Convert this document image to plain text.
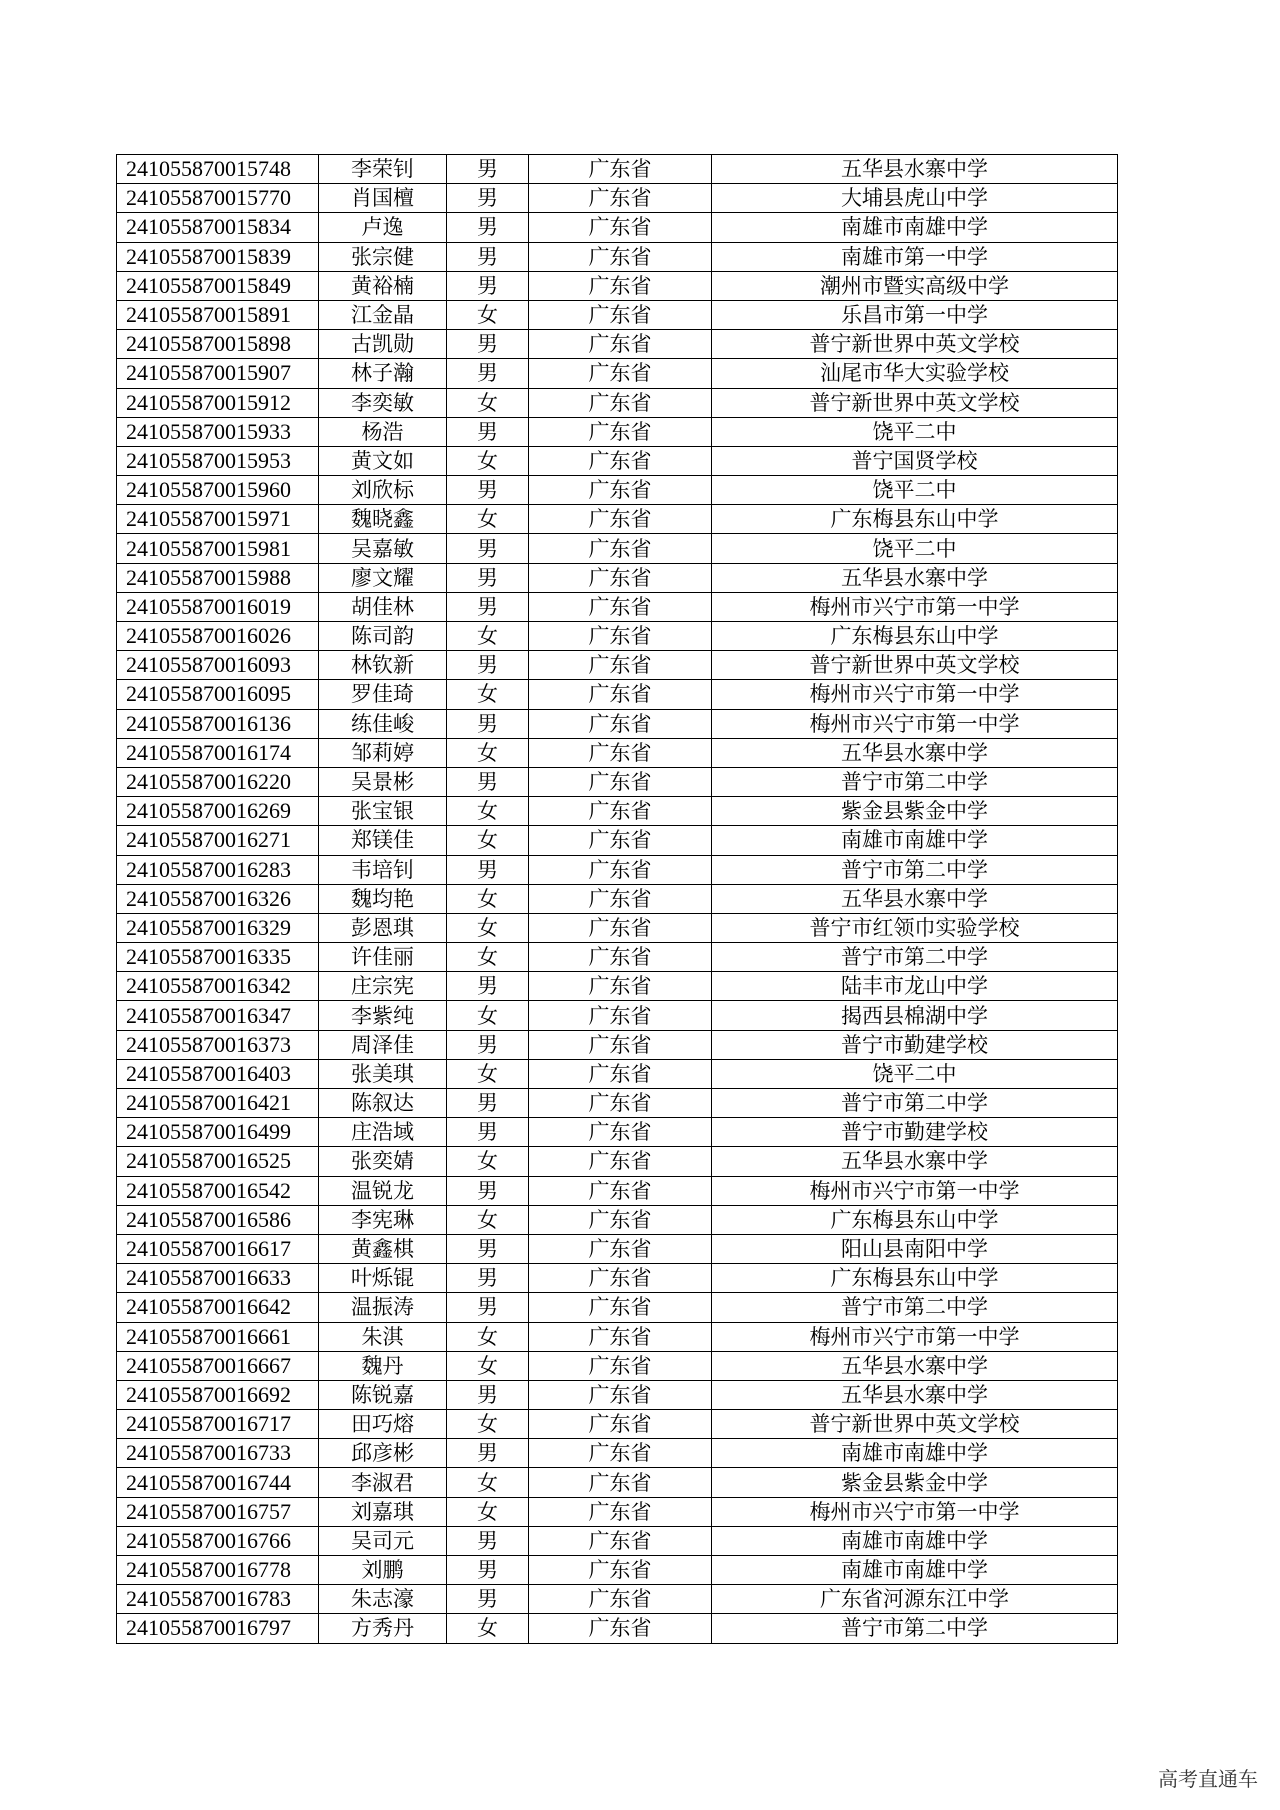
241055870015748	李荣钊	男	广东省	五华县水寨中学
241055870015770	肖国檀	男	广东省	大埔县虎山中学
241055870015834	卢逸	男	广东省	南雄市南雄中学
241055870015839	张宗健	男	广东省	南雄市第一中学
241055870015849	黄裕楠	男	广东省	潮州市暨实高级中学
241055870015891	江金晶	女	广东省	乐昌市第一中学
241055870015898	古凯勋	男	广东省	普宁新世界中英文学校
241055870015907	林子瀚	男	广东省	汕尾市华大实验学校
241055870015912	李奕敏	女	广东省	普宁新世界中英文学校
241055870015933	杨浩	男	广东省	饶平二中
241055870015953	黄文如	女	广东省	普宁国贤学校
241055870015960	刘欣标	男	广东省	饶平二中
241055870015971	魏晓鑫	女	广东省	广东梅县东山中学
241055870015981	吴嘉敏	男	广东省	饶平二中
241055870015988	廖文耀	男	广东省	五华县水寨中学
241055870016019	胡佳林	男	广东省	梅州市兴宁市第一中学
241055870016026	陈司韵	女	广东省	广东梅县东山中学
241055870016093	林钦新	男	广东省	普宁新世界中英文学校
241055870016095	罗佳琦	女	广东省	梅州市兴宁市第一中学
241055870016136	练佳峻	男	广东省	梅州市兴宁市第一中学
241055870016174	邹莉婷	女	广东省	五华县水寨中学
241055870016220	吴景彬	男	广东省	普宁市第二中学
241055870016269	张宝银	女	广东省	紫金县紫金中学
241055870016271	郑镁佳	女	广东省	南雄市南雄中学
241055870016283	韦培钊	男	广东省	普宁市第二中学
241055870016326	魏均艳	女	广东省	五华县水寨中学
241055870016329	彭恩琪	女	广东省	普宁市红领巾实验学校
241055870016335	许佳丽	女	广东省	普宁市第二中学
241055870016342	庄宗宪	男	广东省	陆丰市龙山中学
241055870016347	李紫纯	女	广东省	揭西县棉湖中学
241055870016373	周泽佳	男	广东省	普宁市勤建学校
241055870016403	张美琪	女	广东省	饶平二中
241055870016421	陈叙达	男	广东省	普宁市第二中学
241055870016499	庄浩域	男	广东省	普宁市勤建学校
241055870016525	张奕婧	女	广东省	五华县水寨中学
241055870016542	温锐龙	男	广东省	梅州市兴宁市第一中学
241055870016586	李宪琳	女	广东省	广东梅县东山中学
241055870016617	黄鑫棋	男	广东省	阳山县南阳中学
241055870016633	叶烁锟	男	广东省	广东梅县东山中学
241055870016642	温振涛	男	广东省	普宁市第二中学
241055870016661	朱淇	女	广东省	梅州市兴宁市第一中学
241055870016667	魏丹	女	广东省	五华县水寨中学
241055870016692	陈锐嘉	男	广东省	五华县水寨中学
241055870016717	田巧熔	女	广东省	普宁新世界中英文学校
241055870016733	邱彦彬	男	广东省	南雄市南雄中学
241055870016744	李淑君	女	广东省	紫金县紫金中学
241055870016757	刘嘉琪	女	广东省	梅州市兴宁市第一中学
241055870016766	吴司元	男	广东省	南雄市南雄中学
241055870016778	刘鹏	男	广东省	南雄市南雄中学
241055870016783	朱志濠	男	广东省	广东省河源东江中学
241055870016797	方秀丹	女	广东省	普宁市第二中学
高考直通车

++++++++++

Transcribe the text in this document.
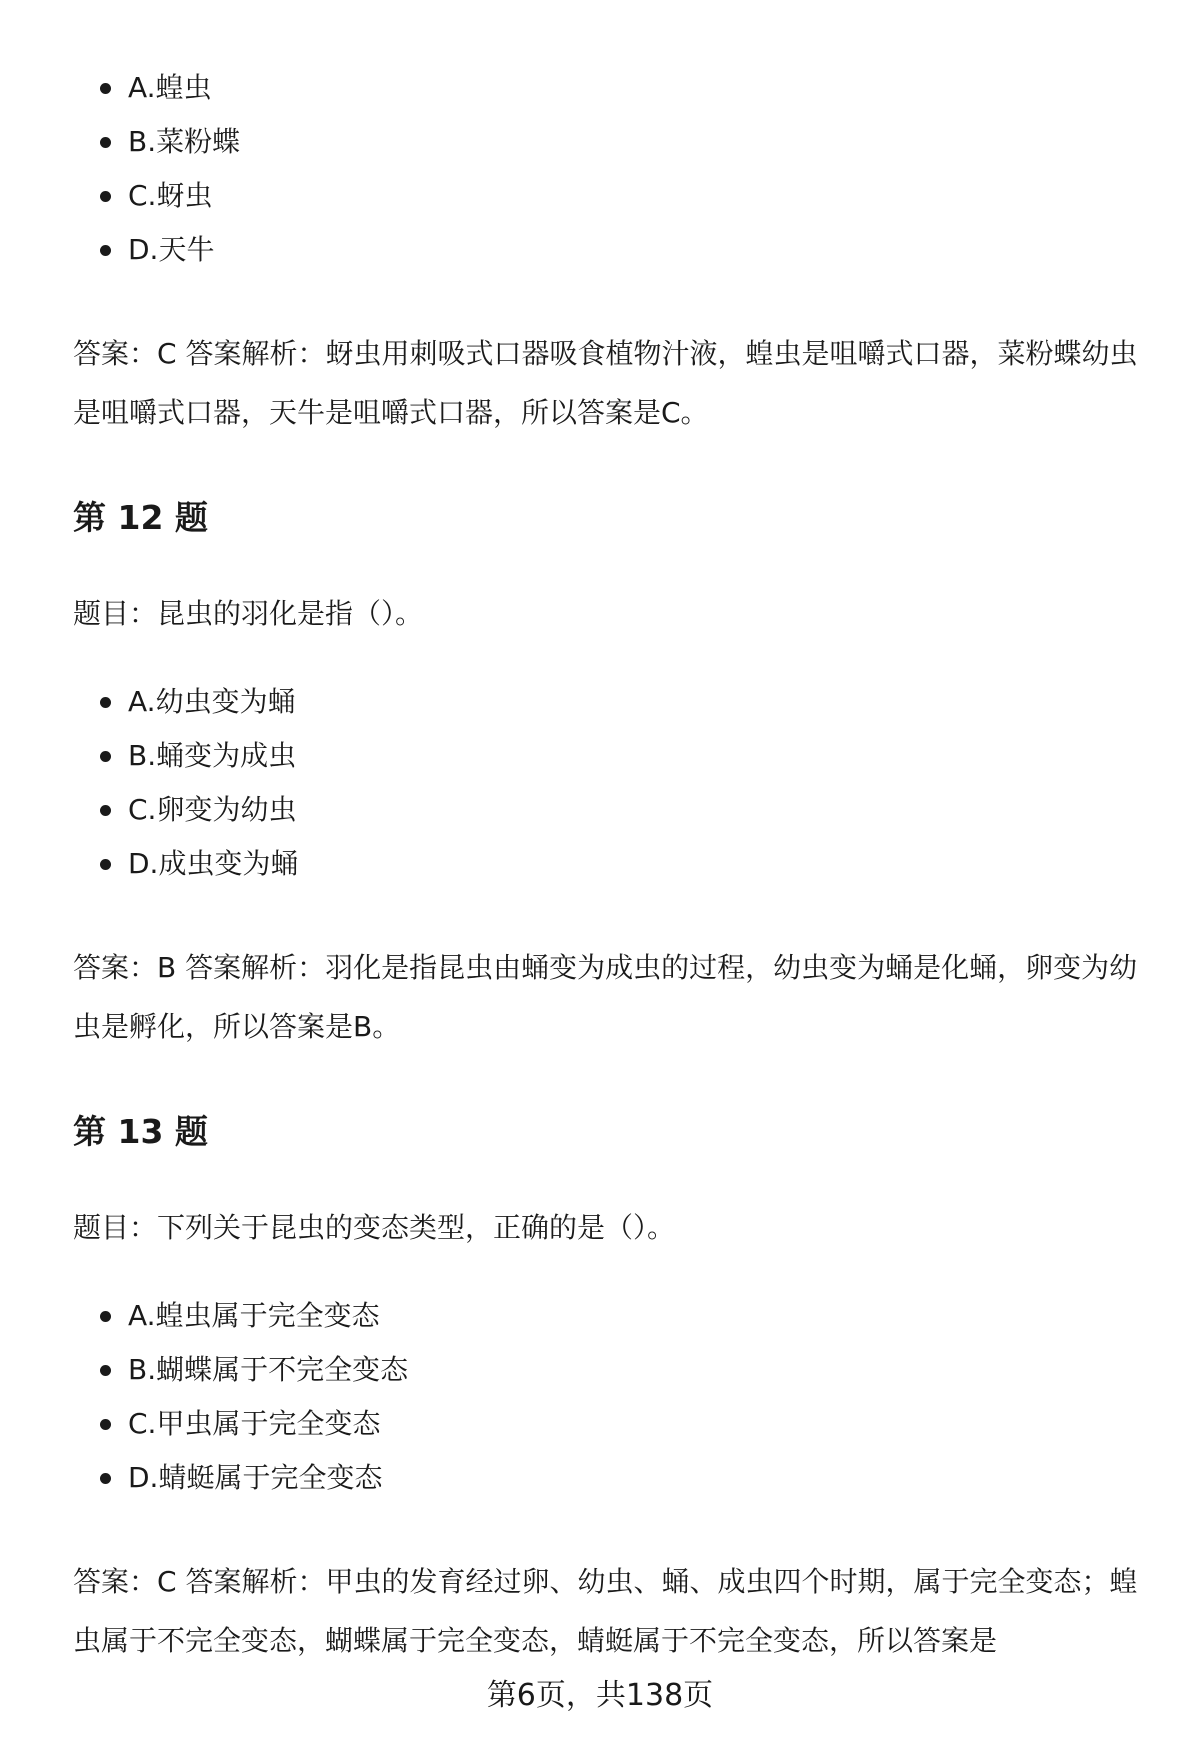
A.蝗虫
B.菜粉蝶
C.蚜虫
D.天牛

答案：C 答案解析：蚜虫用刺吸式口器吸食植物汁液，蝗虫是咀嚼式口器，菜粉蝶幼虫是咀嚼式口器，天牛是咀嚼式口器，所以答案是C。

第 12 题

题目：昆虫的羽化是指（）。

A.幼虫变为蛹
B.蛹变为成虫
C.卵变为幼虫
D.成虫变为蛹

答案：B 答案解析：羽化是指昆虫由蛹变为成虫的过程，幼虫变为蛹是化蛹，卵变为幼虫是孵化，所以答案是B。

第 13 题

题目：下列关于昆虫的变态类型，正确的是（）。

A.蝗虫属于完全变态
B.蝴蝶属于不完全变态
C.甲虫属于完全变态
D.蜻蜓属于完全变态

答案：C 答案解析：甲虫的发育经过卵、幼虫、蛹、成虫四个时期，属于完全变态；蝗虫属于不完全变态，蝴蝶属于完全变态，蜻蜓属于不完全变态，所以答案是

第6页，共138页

++++++++++

Take every line from the data that contains the word "紫金县紫金中学".

241055870016269	张宝银	女	广东省	紫金县紫金中学
241055870016744	李淑君	女	广东省	紫金县紫金中学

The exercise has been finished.